>> START

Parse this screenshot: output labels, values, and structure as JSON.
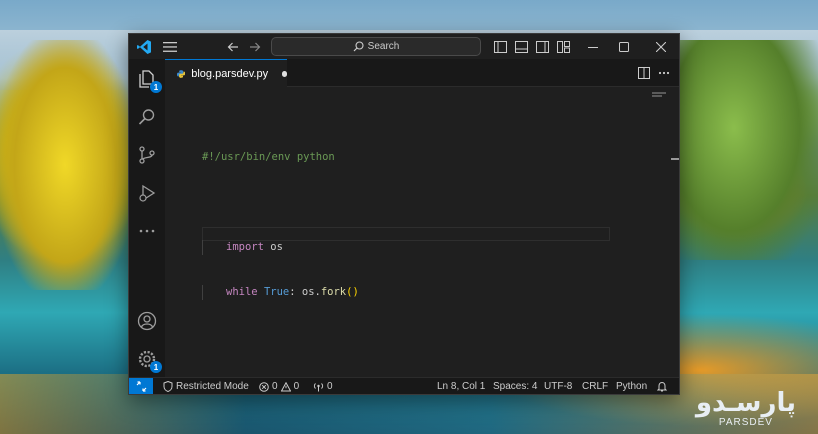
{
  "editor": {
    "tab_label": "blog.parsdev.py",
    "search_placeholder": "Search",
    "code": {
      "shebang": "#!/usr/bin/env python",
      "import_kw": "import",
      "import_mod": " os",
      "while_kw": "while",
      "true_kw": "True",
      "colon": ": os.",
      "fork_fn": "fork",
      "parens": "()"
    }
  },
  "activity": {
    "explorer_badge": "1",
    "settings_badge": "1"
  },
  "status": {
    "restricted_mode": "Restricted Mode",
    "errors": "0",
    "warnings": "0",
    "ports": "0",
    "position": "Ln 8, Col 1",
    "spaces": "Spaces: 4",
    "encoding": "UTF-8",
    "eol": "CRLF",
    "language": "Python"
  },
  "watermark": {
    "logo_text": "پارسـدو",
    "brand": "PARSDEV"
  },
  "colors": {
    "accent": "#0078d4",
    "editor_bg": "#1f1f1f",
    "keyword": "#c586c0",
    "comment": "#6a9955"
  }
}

>> END
>> START

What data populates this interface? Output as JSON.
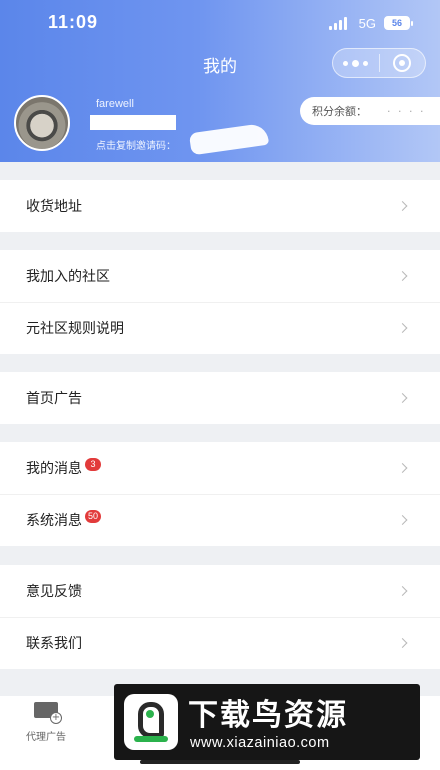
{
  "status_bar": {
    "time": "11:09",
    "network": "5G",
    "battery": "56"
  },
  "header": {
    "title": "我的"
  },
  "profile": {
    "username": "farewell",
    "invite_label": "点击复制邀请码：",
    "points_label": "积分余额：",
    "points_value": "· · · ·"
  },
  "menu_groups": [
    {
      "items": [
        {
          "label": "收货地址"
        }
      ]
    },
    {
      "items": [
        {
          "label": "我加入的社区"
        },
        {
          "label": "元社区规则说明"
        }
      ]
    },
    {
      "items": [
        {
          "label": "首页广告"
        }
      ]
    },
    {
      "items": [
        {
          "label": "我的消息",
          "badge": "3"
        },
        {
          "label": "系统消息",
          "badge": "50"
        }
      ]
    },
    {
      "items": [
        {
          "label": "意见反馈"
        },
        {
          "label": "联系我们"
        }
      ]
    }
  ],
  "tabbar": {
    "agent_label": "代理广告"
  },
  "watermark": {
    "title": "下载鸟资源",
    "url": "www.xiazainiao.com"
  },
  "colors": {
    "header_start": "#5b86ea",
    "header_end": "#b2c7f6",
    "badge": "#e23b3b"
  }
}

>> END

What you are asked to do: Give the count of lines holding the word "JSON", with no other words.

The output: 2